SHORT EXERCISE:
Work out how many lines of the listing hold the string "thiện", then answer with that number and nothing else.

Stored entries:
· · ·

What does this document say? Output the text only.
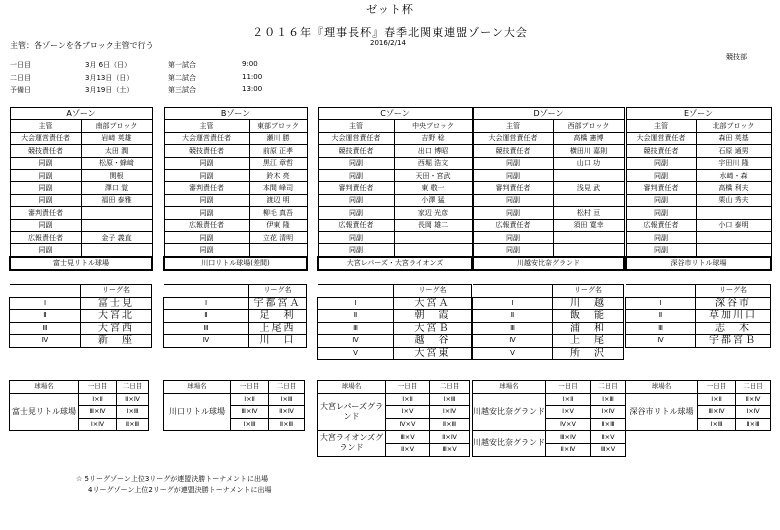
ゼット杯
２０１６年『理事長杯』春季北関東連盟ゾーン大会
2016/2/14
主管：各ゾーンを各ブロック主管で行う
競技部
一日目	3月 6日（日）	第一試合	9:00
二日目	3月13日（日）	第二試合	11:00
予備日	3月19日（土）	第三試合	13:00
Aゾーン	
主管	南部ブロック
大会運営責任者	岩﨑 英雄
競技責任者	太田 潤
同副	松原・蜂﨑
同副	関根
同副	澤口 覚
同副	福田 泰雅
審判責任者	
同副	
広報責任者	金子 義直
同副	
富士見リトル球場	
	リーグ名
Ⅰ	富士見
Ⅱ	大宮北
Ⅲ	大宮西
Ⅳ	新　座
球場名	一日目	二日目
富士見リトル球場	Ⅰ×Ⅱ	Ⅱ×Ⅳ
	Ⅲ×Ⅳ	Ⅰ×Ⅲ
	Ⅰ×Ⅳ	Ⅱ×Ⅲ
Bゾーン	
主管	東部ブロック
大会運営責任者	瀬川 勝
競技責任者	前原 正孝
同副	黒江 章哲
同副	鈴木 亮
審判責任者	本間 峰司
同副	渡辺 明
同副	柳毛 真吾
広報責任者	伊東 隆
同副	立花 清明
同副	
川口リトル球場(差間)	
	リーグ名
Ⅰ	宇都宮Ａ
Ⅱ	足　利
Ⅲ	上尾西
Ⅳ	川　口
球場名	一日目	二日目
川口リトル球場	Ⅰ×Ⅱ	Ⅰ×Ⅲ
	Ⅲ×Ⅳ	Ⅱ×Ⅳ
	Ⅰ×Ⅲ	Ⅱ×Ⅲ
Cゾーン	
主管	中央ブロック
大会運営責任者	吉野 稔
競技責任者	出口 博昭
同副	西堀 浩文
同副	天田・宮武
審判責任者	東 敬一
同副	小澤 猛
同副	家辺 光彦
広報責任者	長岡 雄二
同副	
同副	
大宮レパーズ・大宮ライオンズ	
	リーグ名
Ⅰ	大宮Ａ
Ⅱ	朝　霞
Ⅲ	大宮Ｂ
Ⅳ	越　谷
Ⅴ	大宮東
球場名	一日目	二日目
大宮レパーズグランド	Ⅰ×Ⅱ	Ⅰ×Ⅲ
	Ⅰ×Ⅴ	Ⅰ×Ⅳ
	Ⅳ×Ⅴ	Ⅱ×Ⅲ
大宮ライオンズグランド	Ⅲ×Ⅴ	Ⅱ×Ⅳ
	Ⅱ×Ⅴ	Ⅲ×Ⅴ
Dゾーン	
主管	西部ブロック
大会運営責任者	高橋 憲博
競技責任者	横田川 嘉則
同副	山口 功
同副	
審判責任者	浅見 武
同副	
同副	松村 亘
広報責任者	須田 寛幸
同副	
同副	
川越安比奈グランド	
	リーグ名
Ⅰ	川　越
Ⅱ	飯　能
Ⅲ	浦　和
Ⅳ	上　尾
Ⅴ	所　沢
球場名	一日目	二日目
川越安比奈グランド	Ⅰ×Ⅱ	Ⅰ×Ⅲ
	Ⅰ×Ⅴ	Ⅰ×Ⅳ
	Ⅳ×Ⅴ	Ⅱ×Ⅲ
川越安比奈グランド	Ⅲ×Ⅳ	Ⅱ×Ⅴ
	Ⅱ×Ⅳ	Ⅲ×Ⅴ
Eゾーン	
主管	北部ブロック
大会運営責任者	森田 英基
競技責任者	石原 通男
同副	宇田川 隆
同副	水﨑・森
審判責任者	高橋 利夫
同副	栗山 秀夫
同副	
広報責任者	小口 泰明
同副	
同副	
深谷市リトル球場	
	リーグ名
Ⅰ	深谷市
Ⅱ	草加川口
Ⅲ	志　木
Ⅳ	宇都宮Ｂ
球場名	一日目	二日目
深谷市リトル球場	Ⅰ×Ⅱ	Ⅱ×Ⅳ
	Ⅲ×Ⅳ	Ⅰ×Ⅳ
	Ⅰ×Ⅲ	Ⅱ×Ⅲ
☆ 5リーグゾーン上位3リーグが連盟決勝トーナメントに出場
4リーグゾーン上位2リーグが連盟決勝トーナメントに出場
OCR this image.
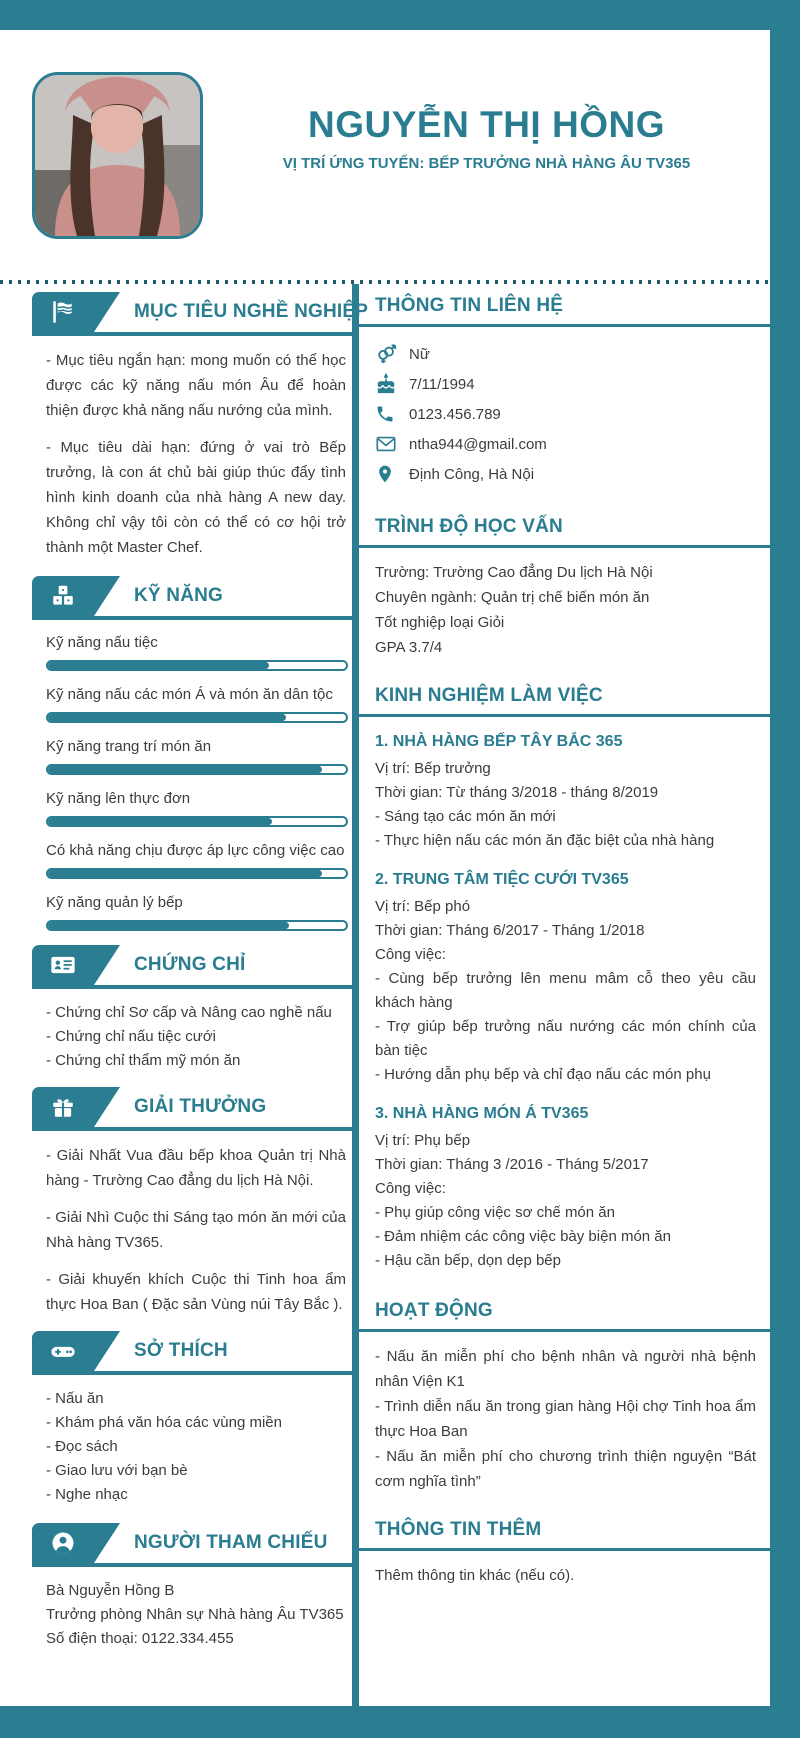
NGUYỄN THỊ HỒNG
VỊ TRÍ ỨNG TUYỂN: BẾP TRƯỞNG NHÀ HÀNG ÂU TV365
MỤC TIÊU NGHỀ NGHIỆP

- Mục tiêu ngắn hạn: mong muốn có thể học được các kỹ năng nấu món Âu để hoàn thiện được khả năng nấu nướng của mình.

- Mục tiêu dài hạn: đứng ở vai trò Bếp trưởng, là con át chủ bài giúp thúc đẩy tình hình kinh doanh của nhà hàng A new day. Không chỉ vậy tôi còn có thể có cơ hội trở thành một Master Chef.

KỸ NĂNG
Kỹ năng nấu tiệc
Kỹ năng nấu các món Á và món ăn dân tộc
Kỹ năng trang trí món ăn
Kỹ năng lên thực đơn
Có khả năng chịu được áp lực công việc cao
Kỹ năng quản lý bếp
CHỨNG CHỈ

- Chứng chỉ Sơ cấp và Nâng cao nghề nấu

- Chứng chỉ nấu tiệc cưới

- Chứng chỉ thẩm mỹ món ăn

GIẢI THƯỞNG

- Giải Nhất Vua đầu bếp khoa Quản trị Nhà hàng - Trường Cao đẳng du lịch Hà Nội.

- Giải Nhì Cuộc thi Sáng tạo món ăn mới của Nhà hàng TV365.

- Giải khuyến khích Cuộc thi Tinh hoa ẩm thực Hoa Ban ( Đặc sản Vùng núi Tây Bắc ).

SỞ THÍCH

- Nấu ăn

- Khám phá văn hóa các vùng miền

- Đọc sách

- Giao lưu với bạn bè

- Nghe nhạc

NGƯỜI THAM CHIẾU

Bà Nguyễn Hồng B

Trưởng phòng Nhân sự Nhà hàng Âu TV365

Số điện thoại: 0122.334.455

THÔNG TIN LIÊN HỆ
Nữ
7/11/1994
0123.456.789
ntha944@gmail.com
Định Công, Hà Nội
TRÌNH ĐỘ HỌC VẤN

Trường: Trường Cao đẳng Du lịch Hà Nội

Chuyên ngành: Quản trị chế biến món ăn

Tốt nghiệp loại Giỏi

GPA 3.7/4

KINH NGHIỆM LÀM VIỆC
1. NHÀ HÀNG BẾP TÂY BẮC 365

Vị trí: Bếp trưởng

Thời gian: Từ tháng 3/2018 - tháng 8/2019

- Sáng tạo các món ăn mới

- Thực hiện nấu các món ăn đặc biệt của nhà hàng

2. TRUNG TÂM TIỆC CƯỚI TV365

Vị trí: Bếp phó

Thời gian: Tháng 6/2017 - Tháng 1/2018

Công việc:

- Cùng bếp trưởng lên menu mâm cỗ theo yêu cầu khách hàng

- Trợ giúp bếp trưởng nấu nướng các món chính của bàn tiệc

- Hướng dẫn phụ bếp và chỉ đạo nấu các món phụ

3. NHÀ HÀNG MÓN Á TV365

Vị trí: Phụ bếp

Thời gian: Tháng 3 /2016 - Tháng 5/2017

Công việc:

- Phụ giúp công việc sơ chế món ăn

- Đảm nhiệm các công việc bày biện món ăn

- Hậu cần bếp, dọn dẹp bếp

HOẠT ĐỘNG

- Nấu ăn miễn phí cho bệnh nhân và người nhà bệnh nhân Viện K1

- Trình diễn nấu ăn trong gian hàng Hội chợ Tinh hoa ẩm thực Hoa Ban

- Nấu ăn miễn phí cho chương trình thiện nguyện “Bát cơm nghĩa tình”

THÔNG TIN THÊM

Thêm thông tin khác (nếu có).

· · ·

WRITTEN REPLY:
2